- Work to be completed -
Using the records below, report how many lines hold "style", with no extra text.

* Begin Entries supplied *

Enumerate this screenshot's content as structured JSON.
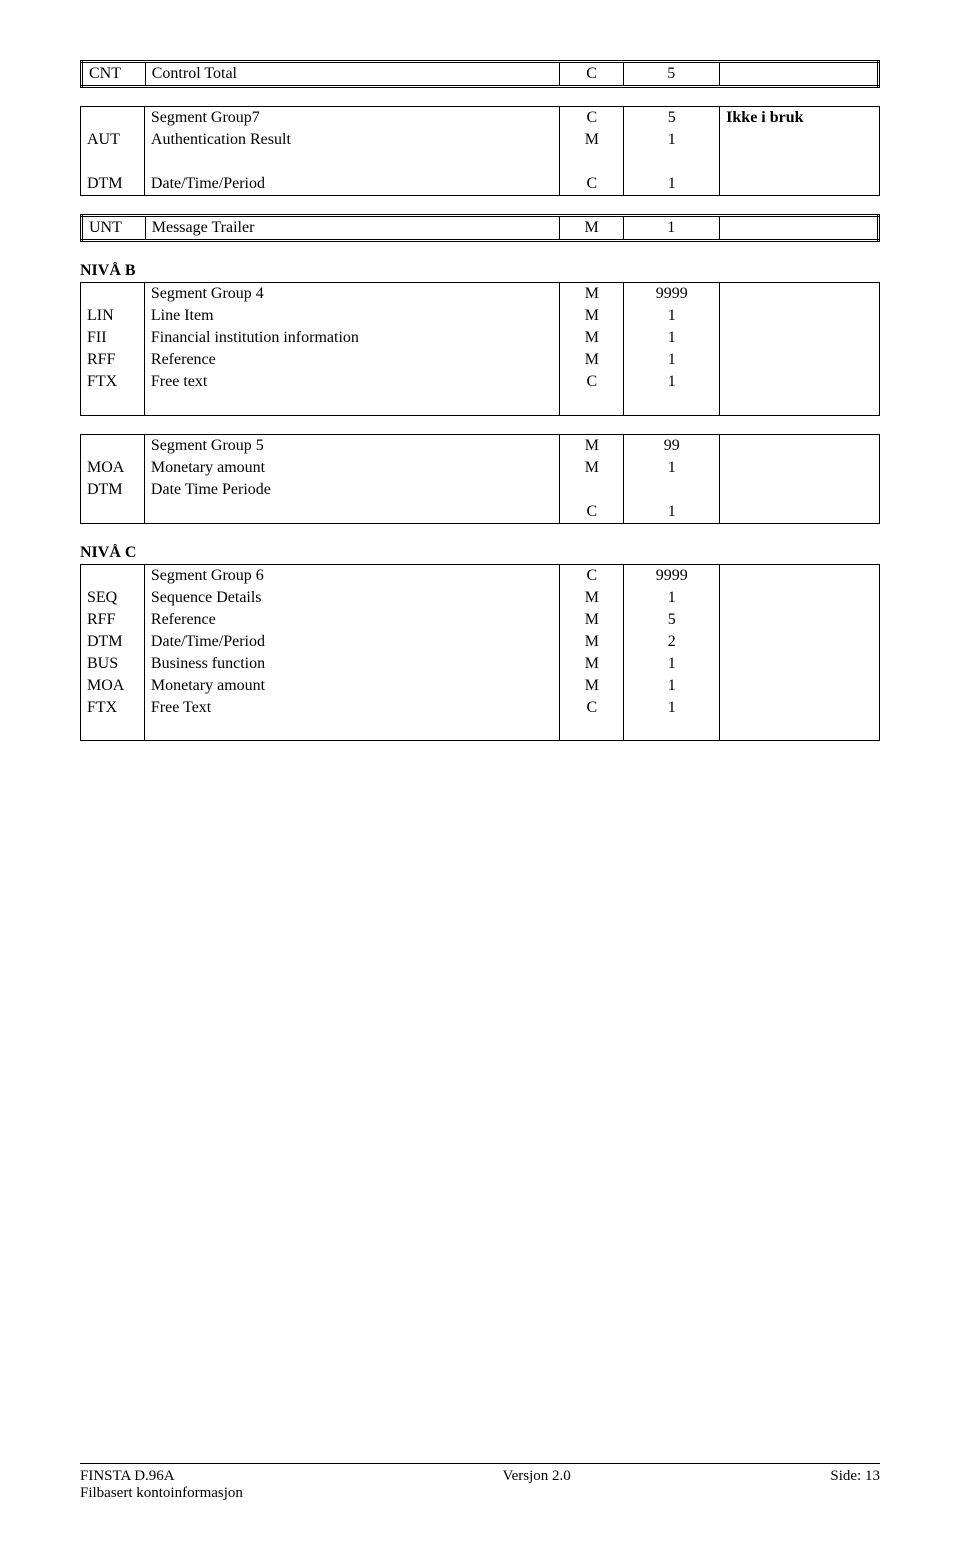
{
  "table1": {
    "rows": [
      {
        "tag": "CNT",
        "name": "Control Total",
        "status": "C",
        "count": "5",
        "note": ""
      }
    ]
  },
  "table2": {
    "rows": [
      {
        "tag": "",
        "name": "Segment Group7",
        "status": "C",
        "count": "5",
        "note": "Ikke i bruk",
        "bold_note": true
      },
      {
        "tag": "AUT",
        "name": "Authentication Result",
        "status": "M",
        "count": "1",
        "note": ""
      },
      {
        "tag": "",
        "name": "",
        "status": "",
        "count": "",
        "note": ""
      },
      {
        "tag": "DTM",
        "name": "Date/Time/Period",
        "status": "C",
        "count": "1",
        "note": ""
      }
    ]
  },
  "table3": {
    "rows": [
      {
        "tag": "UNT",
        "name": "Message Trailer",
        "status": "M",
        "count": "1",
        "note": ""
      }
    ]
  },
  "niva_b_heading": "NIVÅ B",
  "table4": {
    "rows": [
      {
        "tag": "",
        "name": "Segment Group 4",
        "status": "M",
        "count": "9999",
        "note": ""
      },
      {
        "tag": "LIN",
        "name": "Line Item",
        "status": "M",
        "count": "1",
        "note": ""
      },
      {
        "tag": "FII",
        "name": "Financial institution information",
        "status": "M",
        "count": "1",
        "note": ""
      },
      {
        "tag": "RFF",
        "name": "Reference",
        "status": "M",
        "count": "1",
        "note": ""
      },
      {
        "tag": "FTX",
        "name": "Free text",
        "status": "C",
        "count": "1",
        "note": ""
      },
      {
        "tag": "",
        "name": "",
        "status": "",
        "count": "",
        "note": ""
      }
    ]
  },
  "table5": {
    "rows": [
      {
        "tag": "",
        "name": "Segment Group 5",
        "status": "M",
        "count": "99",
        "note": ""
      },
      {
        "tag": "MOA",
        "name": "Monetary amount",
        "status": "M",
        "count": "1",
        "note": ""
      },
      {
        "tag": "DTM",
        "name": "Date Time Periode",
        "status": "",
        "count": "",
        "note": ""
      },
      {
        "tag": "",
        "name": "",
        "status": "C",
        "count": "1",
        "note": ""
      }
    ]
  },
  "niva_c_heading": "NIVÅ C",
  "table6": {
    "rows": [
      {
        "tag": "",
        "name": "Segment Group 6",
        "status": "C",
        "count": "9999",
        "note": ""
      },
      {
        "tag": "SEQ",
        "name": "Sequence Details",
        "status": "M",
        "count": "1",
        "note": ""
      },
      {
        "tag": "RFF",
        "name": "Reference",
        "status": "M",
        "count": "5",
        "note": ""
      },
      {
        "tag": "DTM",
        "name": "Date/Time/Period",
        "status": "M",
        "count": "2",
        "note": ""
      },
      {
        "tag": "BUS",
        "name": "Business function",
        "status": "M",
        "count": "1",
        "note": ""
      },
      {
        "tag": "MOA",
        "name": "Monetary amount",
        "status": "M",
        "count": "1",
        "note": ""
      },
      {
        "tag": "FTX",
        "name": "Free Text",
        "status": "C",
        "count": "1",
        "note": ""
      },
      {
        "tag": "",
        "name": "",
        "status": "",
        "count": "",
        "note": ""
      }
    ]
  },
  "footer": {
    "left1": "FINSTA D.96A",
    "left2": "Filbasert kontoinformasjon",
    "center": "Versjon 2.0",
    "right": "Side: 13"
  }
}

* End Entries supplied *
* Begin Entries supplied *

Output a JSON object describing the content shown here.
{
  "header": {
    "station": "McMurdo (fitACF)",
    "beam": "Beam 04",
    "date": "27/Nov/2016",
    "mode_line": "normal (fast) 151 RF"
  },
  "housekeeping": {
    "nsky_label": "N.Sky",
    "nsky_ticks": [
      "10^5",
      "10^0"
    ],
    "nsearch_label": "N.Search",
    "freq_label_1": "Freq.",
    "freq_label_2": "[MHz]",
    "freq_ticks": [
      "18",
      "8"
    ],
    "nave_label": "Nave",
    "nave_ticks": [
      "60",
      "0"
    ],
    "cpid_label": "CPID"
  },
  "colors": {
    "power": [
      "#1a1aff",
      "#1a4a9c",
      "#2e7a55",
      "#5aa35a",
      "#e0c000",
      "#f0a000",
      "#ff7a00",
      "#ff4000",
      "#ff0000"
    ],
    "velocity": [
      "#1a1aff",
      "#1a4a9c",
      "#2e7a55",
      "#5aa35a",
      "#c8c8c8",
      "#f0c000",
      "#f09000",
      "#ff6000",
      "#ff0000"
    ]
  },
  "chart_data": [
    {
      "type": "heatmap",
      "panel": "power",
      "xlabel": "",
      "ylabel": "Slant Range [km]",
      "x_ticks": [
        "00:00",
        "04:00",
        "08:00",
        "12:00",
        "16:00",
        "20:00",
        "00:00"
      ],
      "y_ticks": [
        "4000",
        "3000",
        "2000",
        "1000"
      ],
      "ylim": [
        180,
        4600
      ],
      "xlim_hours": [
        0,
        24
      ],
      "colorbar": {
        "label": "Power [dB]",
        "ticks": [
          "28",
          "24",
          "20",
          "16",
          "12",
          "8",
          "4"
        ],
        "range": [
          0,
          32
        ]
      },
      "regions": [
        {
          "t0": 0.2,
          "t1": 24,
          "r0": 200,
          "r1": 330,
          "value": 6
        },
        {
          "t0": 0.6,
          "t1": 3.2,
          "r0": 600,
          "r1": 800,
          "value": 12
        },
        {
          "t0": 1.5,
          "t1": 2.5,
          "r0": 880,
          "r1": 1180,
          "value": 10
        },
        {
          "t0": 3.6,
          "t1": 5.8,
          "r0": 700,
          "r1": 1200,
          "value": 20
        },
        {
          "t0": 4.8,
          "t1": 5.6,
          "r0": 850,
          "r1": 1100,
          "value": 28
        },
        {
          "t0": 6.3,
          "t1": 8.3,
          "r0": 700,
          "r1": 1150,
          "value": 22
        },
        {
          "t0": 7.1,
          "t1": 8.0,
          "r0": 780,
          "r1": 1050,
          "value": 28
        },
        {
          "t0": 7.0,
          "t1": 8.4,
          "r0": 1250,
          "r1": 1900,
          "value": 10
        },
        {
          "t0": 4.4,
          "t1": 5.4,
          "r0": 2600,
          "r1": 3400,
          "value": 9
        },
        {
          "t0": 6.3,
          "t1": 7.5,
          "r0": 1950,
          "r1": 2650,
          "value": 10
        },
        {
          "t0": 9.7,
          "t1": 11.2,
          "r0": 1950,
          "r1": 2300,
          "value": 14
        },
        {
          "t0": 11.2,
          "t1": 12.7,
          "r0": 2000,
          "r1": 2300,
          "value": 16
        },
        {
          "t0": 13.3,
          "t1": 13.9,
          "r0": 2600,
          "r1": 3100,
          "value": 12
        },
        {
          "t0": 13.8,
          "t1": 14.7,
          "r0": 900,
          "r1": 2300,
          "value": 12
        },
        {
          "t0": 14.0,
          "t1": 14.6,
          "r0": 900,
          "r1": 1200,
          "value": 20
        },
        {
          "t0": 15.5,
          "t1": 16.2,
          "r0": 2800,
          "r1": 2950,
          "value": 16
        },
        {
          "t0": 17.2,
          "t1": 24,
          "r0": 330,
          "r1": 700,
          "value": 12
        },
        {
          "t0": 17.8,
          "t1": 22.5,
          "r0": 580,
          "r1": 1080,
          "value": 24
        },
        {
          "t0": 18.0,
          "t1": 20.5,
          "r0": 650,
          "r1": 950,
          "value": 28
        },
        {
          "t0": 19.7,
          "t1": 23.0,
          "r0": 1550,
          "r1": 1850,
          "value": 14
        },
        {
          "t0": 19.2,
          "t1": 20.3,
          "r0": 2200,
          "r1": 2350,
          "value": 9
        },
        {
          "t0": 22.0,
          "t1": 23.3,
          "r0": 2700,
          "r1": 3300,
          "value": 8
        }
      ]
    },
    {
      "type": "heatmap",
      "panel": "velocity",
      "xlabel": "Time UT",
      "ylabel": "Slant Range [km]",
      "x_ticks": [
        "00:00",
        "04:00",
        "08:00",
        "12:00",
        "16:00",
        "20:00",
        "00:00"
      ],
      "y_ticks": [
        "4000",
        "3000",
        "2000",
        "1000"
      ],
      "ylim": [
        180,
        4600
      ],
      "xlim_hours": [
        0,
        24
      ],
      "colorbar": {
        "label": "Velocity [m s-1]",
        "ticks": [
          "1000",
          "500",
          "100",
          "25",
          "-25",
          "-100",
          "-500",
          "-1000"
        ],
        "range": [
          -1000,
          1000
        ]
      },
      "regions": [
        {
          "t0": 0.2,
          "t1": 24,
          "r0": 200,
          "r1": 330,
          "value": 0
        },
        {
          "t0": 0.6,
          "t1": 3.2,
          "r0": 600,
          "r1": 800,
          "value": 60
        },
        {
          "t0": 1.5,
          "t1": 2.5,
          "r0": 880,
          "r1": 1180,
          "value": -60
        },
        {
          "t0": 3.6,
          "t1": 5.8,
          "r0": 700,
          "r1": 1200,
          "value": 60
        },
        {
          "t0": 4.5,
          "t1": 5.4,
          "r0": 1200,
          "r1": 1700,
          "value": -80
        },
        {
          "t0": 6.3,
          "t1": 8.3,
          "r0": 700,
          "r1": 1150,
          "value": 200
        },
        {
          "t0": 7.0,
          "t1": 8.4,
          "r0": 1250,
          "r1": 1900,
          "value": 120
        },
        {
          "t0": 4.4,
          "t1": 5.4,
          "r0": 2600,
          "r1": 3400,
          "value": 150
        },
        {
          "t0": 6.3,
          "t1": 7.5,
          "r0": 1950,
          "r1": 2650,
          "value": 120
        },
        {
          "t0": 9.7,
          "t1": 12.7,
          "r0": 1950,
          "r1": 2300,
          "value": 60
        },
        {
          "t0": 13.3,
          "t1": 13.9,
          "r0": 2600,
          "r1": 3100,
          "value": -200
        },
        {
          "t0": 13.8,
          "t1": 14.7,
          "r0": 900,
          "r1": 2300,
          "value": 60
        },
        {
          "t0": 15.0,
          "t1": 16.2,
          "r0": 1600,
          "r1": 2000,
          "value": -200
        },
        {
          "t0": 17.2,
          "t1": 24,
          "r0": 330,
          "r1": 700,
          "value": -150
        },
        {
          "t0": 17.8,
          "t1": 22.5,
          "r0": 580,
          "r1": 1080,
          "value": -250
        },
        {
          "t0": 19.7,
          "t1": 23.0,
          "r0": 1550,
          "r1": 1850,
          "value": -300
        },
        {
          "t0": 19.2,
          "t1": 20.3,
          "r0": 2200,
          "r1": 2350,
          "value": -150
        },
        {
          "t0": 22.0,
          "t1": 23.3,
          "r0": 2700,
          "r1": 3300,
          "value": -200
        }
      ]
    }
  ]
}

* End Entries supplied *
* Begin Entries supplied *

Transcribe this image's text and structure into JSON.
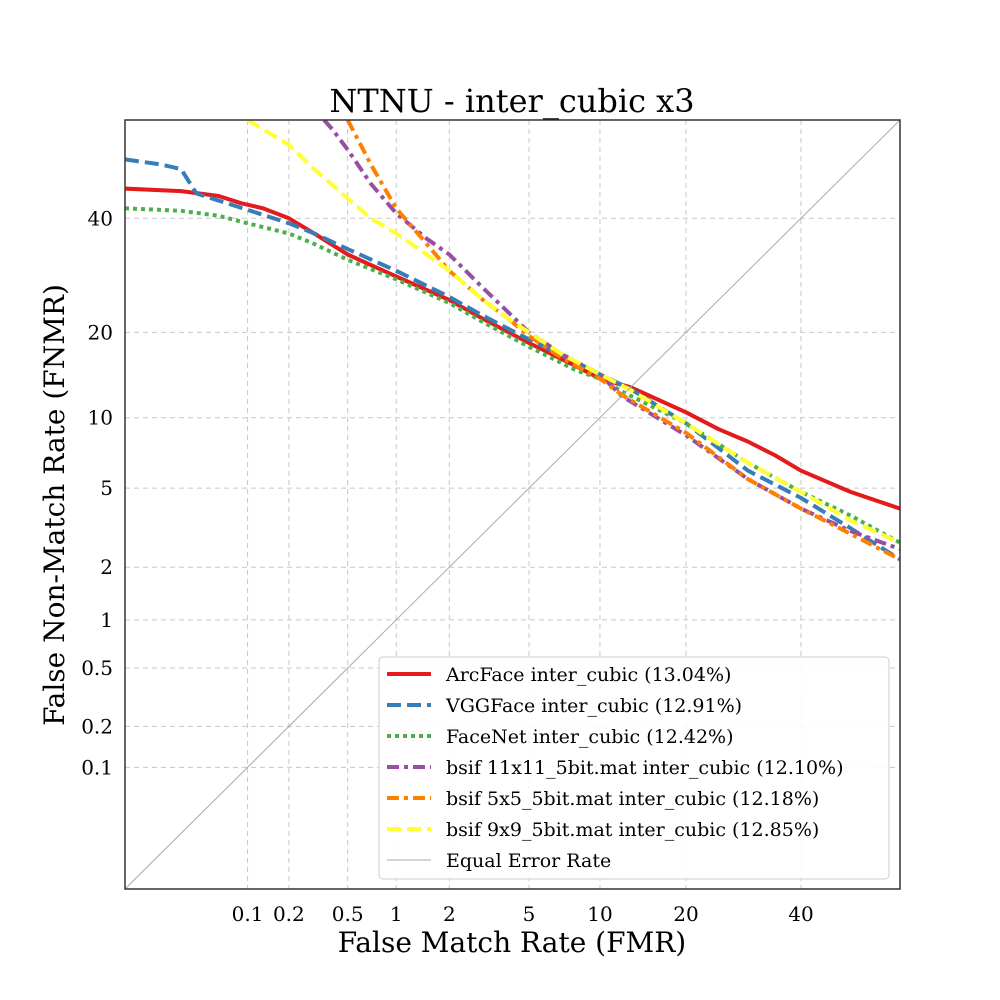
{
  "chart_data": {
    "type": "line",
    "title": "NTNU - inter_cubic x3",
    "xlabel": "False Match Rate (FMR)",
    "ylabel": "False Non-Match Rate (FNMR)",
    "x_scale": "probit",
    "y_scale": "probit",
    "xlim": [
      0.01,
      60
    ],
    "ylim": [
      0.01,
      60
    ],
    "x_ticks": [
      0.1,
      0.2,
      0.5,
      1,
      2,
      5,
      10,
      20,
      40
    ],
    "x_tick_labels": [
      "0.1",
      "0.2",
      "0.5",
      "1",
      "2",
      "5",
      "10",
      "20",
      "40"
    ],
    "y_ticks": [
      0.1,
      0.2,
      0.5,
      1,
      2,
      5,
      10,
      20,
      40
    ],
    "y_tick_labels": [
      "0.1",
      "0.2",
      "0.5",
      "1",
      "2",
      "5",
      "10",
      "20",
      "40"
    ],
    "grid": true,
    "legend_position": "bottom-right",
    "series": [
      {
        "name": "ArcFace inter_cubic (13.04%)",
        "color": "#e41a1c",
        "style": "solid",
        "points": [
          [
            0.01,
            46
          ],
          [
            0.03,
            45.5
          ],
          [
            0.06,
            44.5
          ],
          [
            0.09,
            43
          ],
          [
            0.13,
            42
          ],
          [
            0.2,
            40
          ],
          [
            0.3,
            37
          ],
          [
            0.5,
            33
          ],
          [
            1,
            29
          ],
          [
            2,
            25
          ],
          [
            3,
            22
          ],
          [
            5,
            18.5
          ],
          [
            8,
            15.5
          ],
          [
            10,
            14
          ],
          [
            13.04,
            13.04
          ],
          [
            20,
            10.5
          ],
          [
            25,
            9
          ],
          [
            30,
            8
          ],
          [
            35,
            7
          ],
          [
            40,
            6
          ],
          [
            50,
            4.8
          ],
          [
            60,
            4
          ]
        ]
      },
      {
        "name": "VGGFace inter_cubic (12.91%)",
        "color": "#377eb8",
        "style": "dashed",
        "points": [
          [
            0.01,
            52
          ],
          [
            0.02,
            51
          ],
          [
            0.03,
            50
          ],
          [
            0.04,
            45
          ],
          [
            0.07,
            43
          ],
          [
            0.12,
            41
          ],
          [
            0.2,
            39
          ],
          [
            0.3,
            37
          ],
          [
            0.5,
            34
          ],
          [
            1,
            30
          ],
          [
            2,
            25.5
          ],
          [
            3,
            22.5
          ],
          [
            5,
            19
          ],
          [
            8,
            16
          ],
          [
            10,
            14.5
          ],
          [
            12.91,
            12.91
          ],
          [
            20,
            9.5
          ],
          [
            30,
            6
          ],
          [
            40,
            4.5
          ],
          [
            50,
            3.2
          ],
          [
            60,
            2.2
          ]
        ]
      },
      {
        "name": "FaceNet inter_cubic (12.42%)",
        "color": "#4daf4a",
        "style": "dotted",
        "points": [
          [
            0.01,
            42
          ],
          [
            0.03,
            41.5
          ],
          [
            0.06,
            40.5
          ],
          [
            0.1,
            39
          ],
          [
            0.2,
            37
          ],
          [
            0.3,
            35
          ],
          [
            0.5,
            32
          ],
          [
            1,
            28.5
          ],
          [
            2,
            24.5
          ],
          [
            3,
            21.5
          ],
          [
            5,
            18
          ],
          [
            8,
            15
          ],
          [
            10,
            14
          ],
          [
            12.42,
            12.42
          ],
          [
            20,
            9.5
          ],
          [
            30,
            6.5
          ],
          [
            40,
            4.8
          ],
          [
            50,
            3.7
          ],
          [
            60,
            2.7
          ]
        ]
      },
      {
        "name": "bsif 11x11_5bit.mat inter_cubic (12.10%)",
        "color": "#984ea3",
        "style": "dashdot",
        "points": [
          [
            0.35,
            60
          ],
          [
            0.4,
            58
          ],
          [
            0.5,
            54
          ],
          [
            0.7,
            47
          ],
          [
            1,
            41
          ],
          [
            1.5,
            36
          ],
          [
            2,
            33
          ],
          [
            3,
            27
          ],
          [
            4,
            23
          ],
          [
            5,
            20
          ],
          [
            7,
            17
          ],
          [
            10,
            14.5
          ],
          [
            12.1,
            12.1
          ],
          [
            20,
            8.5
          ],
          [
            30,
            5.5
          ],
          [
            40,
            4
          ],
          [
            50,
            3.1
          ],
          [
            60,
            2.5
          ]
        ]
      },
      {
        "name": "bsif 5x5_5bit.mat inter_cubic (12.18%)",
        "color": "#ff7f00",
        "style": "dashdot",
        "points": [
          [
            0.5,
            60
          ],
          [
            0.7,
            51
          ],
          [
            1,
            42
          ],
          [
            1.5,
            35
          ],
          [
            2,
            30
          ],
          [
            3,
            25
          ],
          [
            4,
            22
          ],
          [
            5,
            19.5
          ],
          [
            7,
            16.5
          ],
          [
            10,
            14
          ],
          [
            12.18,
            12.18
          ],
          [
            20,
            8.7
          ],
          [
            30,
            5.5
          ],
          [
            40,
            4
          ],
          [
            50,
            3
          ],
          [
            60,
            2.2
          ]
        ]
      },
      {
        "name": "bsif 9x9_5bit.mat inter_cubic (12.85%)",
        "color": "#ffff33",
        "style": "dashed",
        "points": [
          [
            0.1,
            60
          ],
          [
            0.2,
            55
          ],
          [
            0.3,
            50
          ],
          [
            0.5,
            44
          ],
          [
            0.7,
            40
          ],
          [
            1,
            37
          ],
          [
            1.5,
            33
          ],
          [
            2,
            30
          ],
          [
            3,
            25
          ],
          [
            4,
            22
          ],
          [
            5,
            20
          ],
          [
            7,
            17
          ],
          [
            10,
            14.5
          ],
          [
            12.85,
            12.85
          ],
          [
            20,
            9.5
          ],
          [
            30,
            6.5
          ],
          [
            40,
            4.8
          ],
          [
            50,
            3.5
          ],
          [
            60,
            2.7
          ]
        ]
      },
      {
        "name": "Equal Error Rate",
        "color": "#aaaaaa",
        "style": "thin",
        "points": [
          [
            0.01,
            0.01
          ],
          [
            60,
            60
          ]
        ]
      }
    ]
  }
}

* End Entries supplied *

- Finished task -
7